■ **Exercise input**:
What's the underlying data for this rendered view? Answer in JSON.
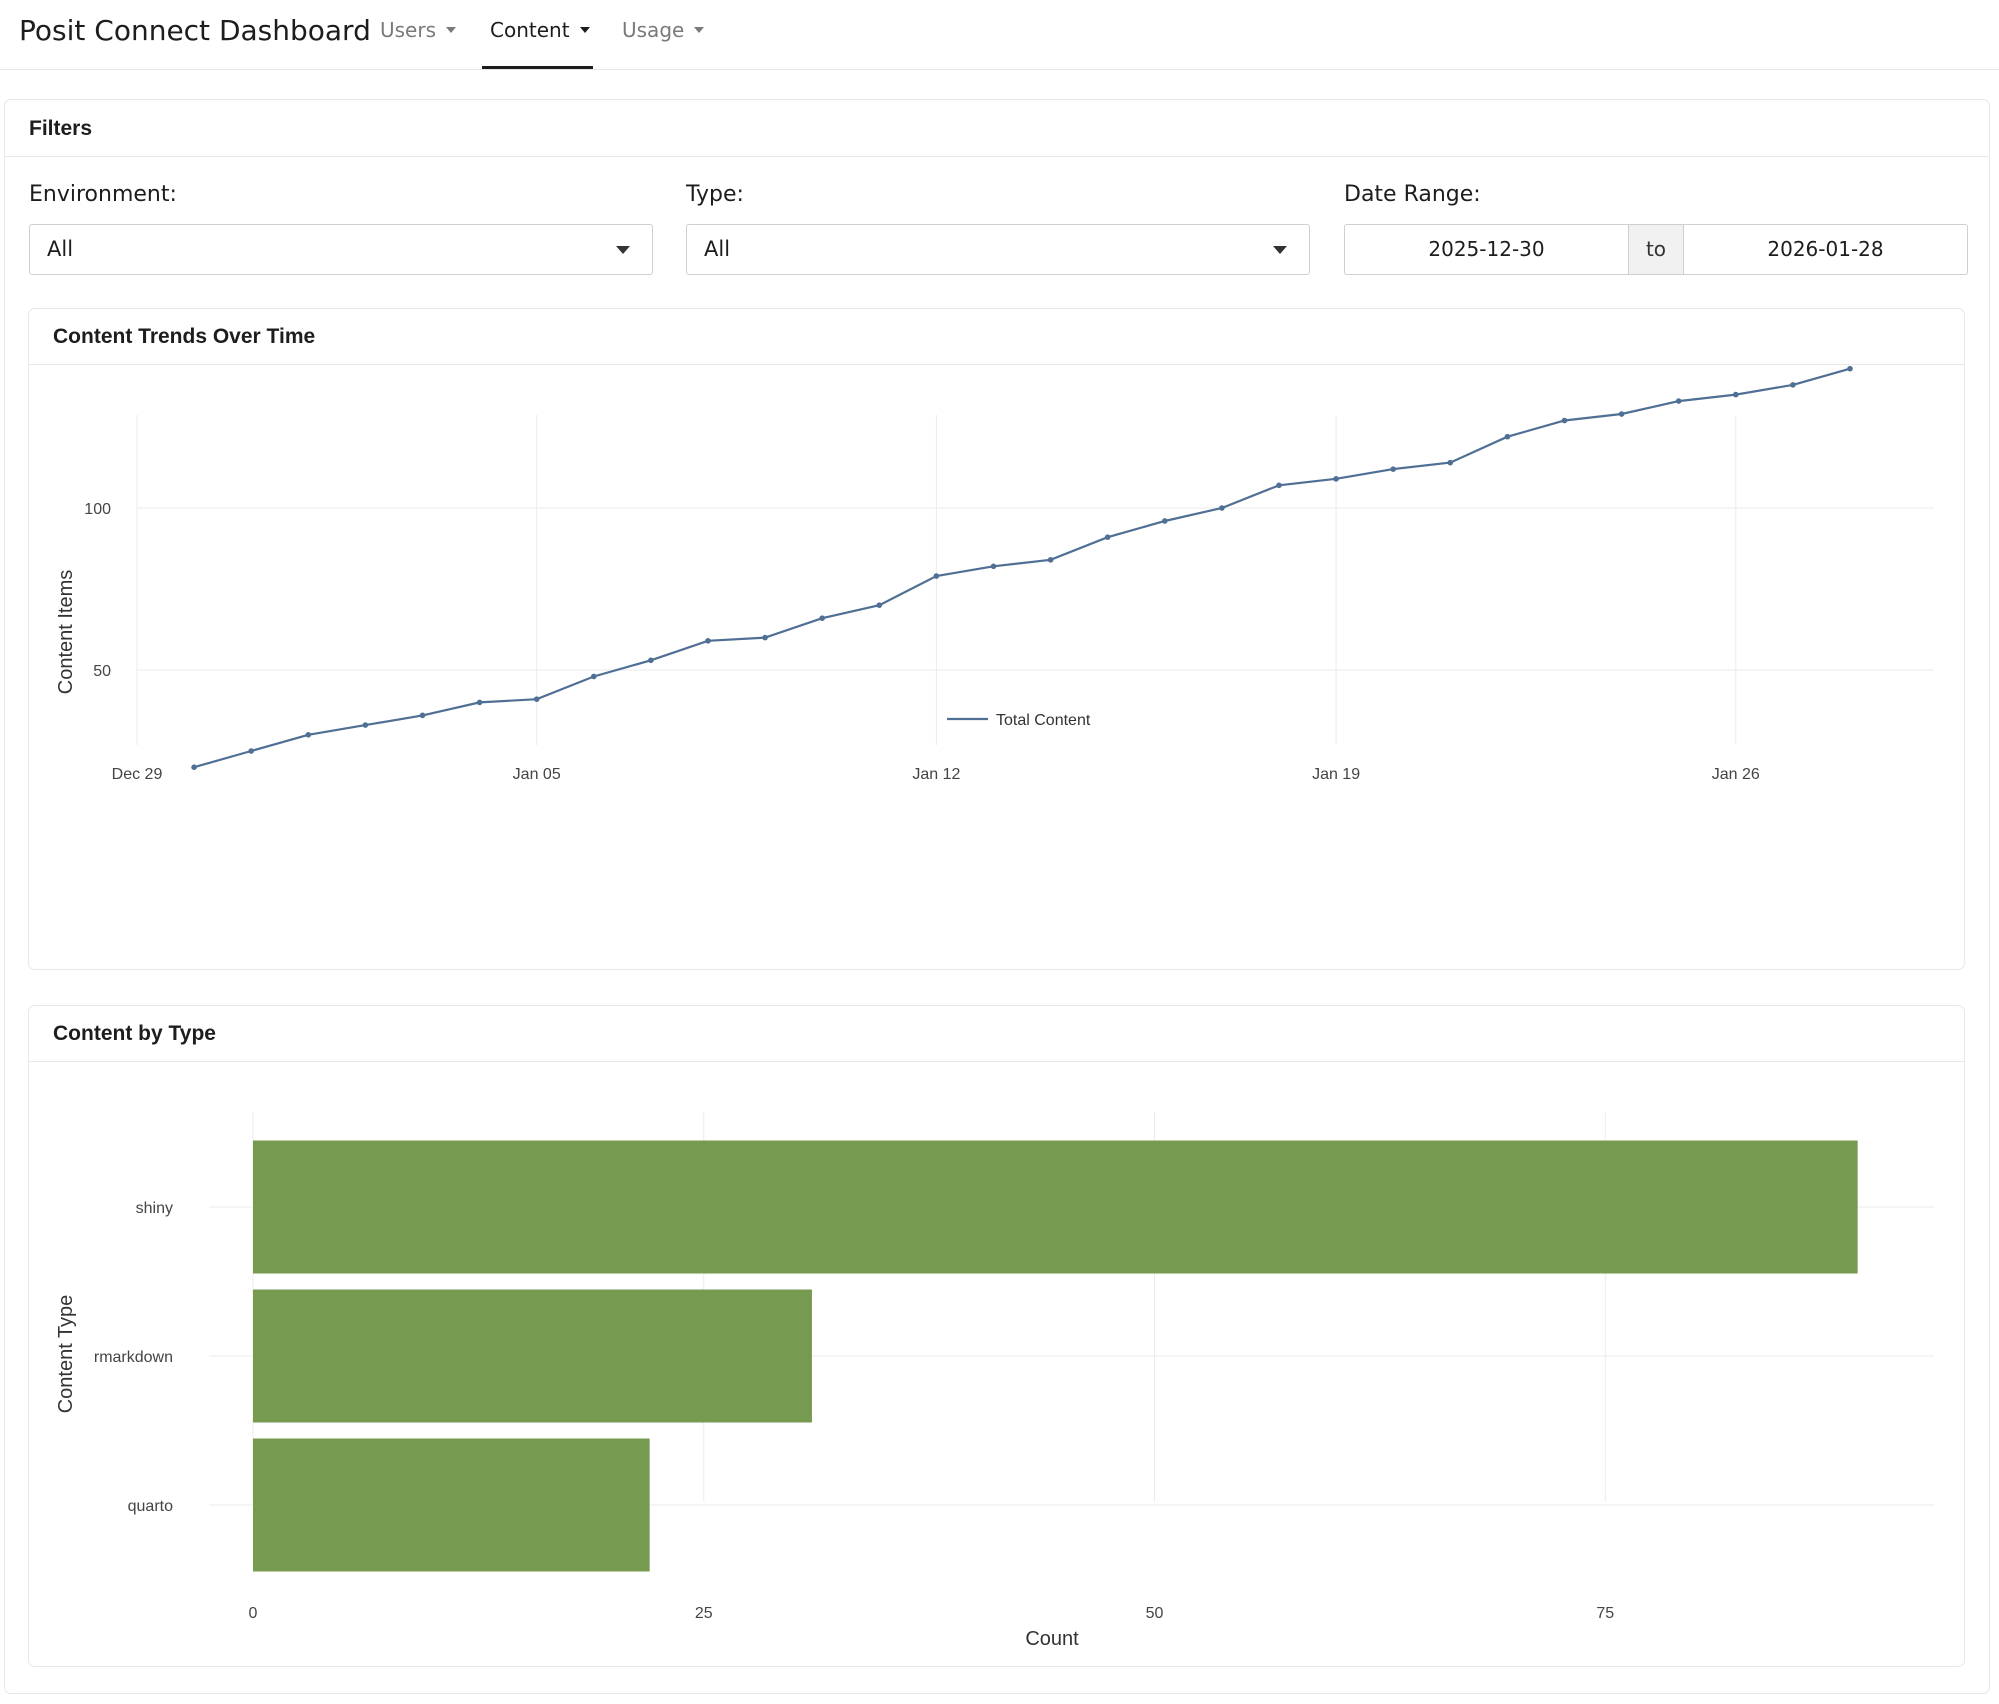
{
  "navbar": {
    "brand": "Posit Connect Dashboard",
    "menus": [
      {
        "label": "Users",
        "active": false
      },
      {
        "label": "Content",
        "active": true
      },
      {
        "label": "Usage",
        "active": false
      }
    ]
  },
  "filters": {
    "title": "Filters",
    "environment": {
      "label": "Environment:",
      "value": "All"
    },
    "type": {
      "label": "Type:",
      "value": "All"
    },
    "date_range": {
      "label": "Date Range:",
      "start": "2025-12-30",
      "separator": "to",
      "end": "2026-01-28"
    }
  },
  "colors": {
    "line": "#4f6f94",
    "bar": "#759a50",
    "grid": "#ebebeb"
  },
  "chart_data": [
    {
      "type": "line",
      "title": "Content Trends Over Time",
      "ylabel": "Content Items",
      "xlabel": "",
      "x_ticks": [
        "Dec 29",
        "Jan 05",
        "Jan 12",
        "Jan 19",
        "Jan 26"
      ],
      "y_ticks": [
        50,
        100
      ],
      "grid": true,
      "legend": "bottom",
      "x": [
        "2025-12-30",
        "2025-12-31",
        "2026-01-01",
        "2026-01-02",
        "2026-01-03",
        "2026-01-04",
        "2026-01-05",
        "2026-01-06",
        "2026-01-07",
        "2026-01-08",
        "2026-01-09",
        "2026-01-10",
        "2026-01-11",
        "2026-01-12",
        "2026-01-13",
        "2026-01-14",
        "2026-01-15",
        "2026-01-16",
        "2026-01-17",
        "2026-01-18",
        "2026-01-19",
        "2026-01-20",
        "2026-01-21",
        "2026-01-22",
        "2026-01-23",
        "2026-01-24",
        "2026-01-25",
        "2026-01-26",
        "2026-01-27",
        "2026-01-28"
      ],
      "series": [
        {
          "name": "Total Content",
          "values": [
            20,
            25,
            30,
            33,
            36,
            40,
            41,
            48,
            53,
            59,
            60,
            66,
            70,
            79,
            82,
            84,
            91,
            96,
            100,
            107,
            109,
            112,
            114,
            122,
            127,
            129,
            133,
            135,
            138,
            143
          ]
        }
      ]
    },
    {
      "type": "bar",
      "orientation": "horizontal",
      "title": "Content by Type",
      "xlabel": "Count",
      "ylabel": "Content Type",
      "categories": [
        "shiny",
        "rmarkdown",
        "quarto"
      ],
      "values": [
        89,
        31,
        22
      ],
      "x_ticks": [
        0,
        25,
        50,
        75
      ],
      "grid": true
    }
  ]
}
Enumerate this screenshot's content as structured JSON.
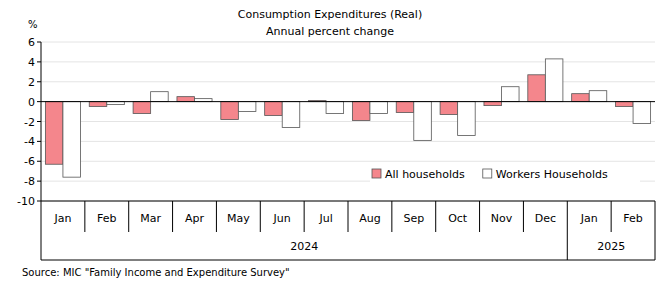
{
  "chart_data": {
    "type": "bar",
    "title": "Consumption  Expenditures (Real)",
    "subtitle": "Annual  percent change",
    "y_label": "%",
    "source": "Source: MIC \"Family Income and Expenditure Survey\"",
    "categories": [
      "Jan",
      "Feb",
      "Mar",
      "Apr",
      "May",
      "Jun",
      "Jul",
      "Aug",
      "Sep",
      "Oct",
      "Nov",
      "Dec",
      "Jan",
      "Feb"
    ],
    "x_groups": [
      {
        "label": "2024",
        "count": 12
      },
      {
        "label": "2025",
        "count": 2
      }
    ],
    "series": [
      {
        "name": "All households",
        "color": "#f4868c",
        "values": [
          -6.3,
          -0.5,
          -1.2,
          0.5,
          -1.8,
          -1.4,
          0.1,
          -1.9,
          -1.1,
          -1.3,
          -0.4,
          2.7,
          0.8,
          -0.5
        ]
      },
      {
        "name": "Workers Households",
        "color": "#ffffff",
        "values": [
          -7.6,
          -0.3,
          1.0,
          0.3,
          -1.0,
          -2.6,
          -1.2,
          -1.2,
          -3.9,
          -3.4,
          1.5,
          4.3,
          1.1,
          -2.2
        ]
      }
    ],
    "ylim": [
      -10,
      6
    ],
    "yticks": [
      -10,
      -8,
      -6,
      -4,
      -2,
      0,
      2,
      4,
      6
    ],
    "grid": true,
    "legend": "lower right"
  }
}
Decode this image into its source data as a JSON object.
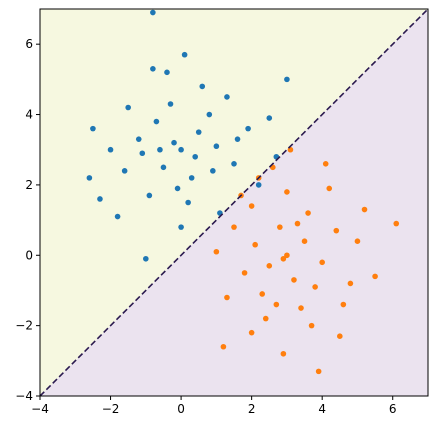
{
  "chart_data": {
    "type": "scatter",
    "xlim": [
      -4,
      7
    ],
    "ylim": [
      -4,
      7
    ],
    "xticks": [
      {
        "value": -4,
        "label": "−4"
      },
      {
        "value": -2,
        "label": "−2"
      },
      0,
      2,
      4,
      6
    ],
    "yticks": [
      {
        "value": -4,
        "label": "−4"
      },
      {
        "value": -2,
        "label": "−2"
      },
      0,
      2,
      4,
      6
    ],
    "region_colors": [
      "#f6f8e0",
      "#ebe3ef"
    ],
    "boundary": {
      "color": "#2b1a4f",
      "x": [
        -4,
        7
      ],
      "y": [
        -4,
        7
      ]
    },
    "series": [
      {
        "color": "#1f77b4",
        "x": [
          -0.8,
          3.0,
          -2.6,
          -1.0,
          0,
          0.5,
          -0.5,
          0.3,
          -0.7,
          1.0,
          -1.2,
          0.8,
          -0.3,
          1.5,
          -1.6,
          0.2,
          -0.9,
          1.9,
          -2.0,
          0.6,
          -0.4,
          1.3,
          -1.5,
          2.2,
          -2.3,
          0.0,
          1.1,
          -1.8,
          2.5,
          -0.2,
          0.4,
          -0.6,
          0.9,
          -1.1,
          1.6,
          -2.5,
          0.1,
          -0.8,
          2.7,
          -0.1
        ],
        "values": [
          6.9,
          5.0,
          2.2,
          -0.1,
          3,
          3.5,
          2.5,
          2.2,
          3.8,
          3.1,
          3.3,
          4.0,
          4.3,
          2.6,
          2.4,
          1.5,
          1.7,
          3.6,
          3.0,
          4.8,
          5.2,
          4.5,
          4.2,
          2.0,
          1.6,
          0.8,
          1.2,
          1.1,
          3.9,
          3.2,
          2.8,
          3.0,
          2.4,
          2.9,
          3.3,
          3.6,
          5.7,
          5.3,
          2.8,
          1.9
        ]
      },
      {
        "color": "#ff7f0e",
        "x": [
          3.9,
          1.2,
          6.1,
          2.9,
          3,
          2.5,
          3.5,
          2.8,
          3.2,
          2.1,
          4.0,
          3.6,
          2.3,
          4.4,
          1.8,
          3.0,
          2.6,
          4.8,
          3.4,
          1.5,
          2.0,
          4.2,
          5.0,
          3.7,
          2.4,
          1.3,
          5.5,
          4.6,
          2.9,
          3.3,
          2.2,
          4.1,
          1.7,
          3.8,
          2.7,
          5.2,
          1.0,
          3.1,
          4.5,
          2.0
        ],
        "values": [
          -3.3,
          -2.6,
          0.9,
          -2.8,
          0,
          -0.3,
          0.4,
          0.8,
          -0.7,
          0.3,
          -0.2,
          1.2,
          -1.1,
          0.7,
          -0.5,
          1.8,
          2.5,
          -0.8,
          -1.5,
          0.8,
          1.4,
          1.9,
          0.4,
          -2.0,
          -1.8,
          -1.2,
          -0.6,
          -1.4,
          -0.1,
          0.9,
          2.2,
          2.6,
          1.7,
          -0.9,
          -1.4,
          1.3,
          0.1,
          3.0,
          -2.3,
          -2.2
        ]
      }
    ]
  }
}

■ **Problem statement**:
Could you reproduce every record above exactly, leaving out the pictures?

■ **Written solution**:
What's the underlying data for this rendered view? Answer in JSON.
{
  "navbar": {
    "brand": "Posit Connect Dashboard",
    "menus": [
      {
        "label": "Users",
        "active": false
      },
      {
        "label": "Content",
        "active": true
      },
      {
        "label": "Usage",
        "active": false
      }
    ]
  },
  "filters": {
    "title": "Filters",
    "environment": {
      "label": "Environment:",
      "value": "All"
    },
    "type": {
      "label": "Type:",
      "value": "All"
    },
    "date_range": {
      "label": "Date Range:",
      "start": "2025-12-30",
      "separator": "to",
      "end": "2026-01-28"
    }
  },
  "colors": {
    "line": "#4f6f94",
    "bar": "#759a50",
    "grid": "#ebebeb"
  },
  "chart_data": [
    {
      "type": "line",
      "title": "Content Trends Over Time",
      "ylabel": "Content Items",
      "xlabel": "",
      "x_ticks": [
        "Dec 29",
        "Jan 05",
        "Jan 12",
        "Jan 19",
        "Jan 26"
      ],
      "y_ticks": [
        50,
        100
      ],
      "grid": true,
      "legend": "bottom",
      "x": [
        "2025-12-30",
        "2025-12-31",
        "2026-01-01",
        "2026-01-02",
        "2026-01-03",
        "2026-01-04",
        "2026-01-05",
        "2026-01-06",
        "2026-01-07",
        "2026-01-08",
        "2026-01-09",
        "2026-01-10",
        "2026-01-11",
        "2026-01-12",
        "2026-01-13",
        "2026-01-14",
        "2026-01-15",
        "2026-01-16",
        "2026-01-17",
        "2026-01-18",
        "2026-01-19",
        "2026-01-20",
        "2026-01-21",
        "2026-01-22",
        "2026-01-23",
        "2026-01-24",
        "2026-01-25",
        "2026-01-26",
        "2026-01-27",
        "2026-01-28"
      ],
      "series": [
        {
          "name": "Total Content",
          "values": [
            20,
            25,
            30,
            33,
            36,
            40,
            41,
            48,
            53,
            59,
            60,
            66,
            70,
            79,
            82,
            84,
            91,
            96,
            100,
            107,
            109,
            112,
            114,
            122,
            127,
            129,
            133,
            135,
            138,
            143
          ]
        }
      ]
    },
    {
      "type": "bar",
      "orientation": "horizontal",
      "title": "Content by Type",
      "xlabel": "Count",
      "ylabel": "Content Type",
      "categories": [
        "shiny",
        "rmarkdown",
        "quarto"
      ],
      "values": [
        89,
        31,
        22
      ],
      "x_ticks": [
        0,
        25,
        50,
        75
      ],
      "grid": true
    }
  ]
}
Enumerate this screenshot's content as structured JSON.
{
  "chart_data": {
    "type": "bar",
    "title": "Consumption  Expenditures (Real)",
    "subtitle": "Annual  percent change",
    "y_label": "%",
    "source": "Source: MIC \"Family Income and Expenditure Survey\"",
    "categories": [
      "Jan",
      "Feb",
      "Mar",
      "Apr",
      "May",
      "Jun",
      "Jul",
      "Aug",
      "Sep",
      "Oct",
      "Nov",
      "Dec",
      "Jan",
      "Feb"
    ],
    "x_groups": [
      {
        "label": "2024",
        "count": 12
      },
      {
        "label": "2025",
        "count": 2
      }
    ],
    "series": [
      {
        "name": "All households",
        "color": "#f4868c",
        "values": [
          -6.3,
          -0.5,
          -1.2,
          0.5,
          -1.8,
          -1.4,
          0.1,
          -1.9,
          -1.1,
          -1.3,
          -0.4,
          2.7,
          0.8,
          -0.5
        ]
      },
      {
        "name": "Workers Households",
        "color": "#ffffff",
        "values": [
          -7.6,
          -0.3,
          1.0,
          0.3,
          -1.0,
          -2.6,
          -1.2,
          -1.2,
          -3.9,
          -3.4,
          1.5,
          4.3,
          1.1,
          -2.2
        ]
      }
    ],
    "ylim": [
      -10,
      6
    ],
    "yticks": [
      -10,
      -8,
      -6,
      -4,
      -2,
      0,
      2,
      4,
      6
    ],
    "grid": true,
    "legend": "lower right"
  }
}
Decode this image into its source data as a JSON object.
{
  "chart_data": {
    "type": "scatter",
    "xlim": [
      -4,
      7
    ],
    "ylim": [
      -4,
      7
    ],
    "xticks": [
      {
        "value": -4,
        "label": "−4"
      },
      {
        "value": -2,
        "label": "−2"
      },
      0,
      2,
      4,
      6
    ],
    "yticks": [
      {
        "value": -4,
        "label": "−4"
      },
      {
        "value": -2,
        "label": "−2"
      },
      0,
      2,
      4,
      6
    ],
    "region_colors": [
      "#f6f8e0",
      "#ebe3ef"
    ],
    "boundary": {
      "color": "#2b1a4f",
      "x": [
        -4,
        7
      ],
      "y": [
        -4,
        7
      ]
    },
    "series": [
      {
        "color": "#1f77b4",
        "x": [
          -0.8,
          3.0,
          -2.6,
          -1.0,
          0,
          0.5,
          -0.5,
          0.3,
          -0.7,
          1.0,
          -1.2,
          0.8,
          -0.3,
          1.5,
          -1.6,
          0.2,
          -0.9,
          1.9,
          -2.0,
          0.6,
          -0.4,
          1.3,
          -1.5,
          2.2,
          -2.3,
          0.0,
          1.1,
          -1.8,
          2.5,
          -0.2,
          0.4,
          -0.6,
          0.9,
          -1.1,
          1.6,
          -2.5,
          0.1,
          -0.8,
          2.7,
          -0.1
        ],
        "values": [
          6.9,
          5.0,
          2.2,
          -0.1,
          3,
          3.5,
          2.5,
          2.2,
          3.8,
          3.1,
          3.3,
          4.0,
          4.3,
          2.6,
          2.4,
          1.5,
          1.7,
          3.6,
          3.0,
          4.8,
          5.2,
          4.5,
          4.2,
          2.0,
          1.6,
          0.8,
          1.2,
          1.1,
          3.9,
          3.2,
          2.8,
          3.0,
          2.4,
          2.9,
          3.3,
          3.6,
          5.7,
          5.3,
          2.8,
          1.9
        ]
      },
      {
        "color": "#ff7f0e",
        "x": [
          3.9,
          1.2,
          6.1,
          2.9,
          3,
          2.5,
          3.5,
          2.8,
          3.2,
          2.1,
          4.0,
          3.6,
          2.3,
          4.4,
          1.8,
          3.0,
          2.6,
          4.8,
          3.4,
          1.5,
          2.0,
          4.2,
          5.0,
          3.7,
          2.4,
          1.3,
          5.5,
          4.6,
          2.9,
          3.3,
          2.2,
          4.1,
          1.7,
          3.8,
          2.7,
          5.2,
          1.0,
          3.1,
          4.5,
          2.0
        ],
        "values": [
          -3.3,
          -2.6,
          0.9,
          -2.8,
          0,
          -0.3,
          0.4,
          0.8,
          -0.7,
          0.3,
          -0.2,
          1.2,
          -1.1,
          0.7,
          -0.5,
          1.8,
          2.5,
          -0.8,
          -1.5,
          0.8,
          1.4,
          1.9,
          0.4,
          -2.0,
          -1.8,
          -1.2,
          -0.6,
          -1.4,
          -0.1,
          0.9,
          2.2,
          2.6,
          1.7,
          -0.9,
          -1.4,
          1.3,
          0.1,
          3.0,
          -2.3,
          -2.2
        ]
      }
    ]
  }
}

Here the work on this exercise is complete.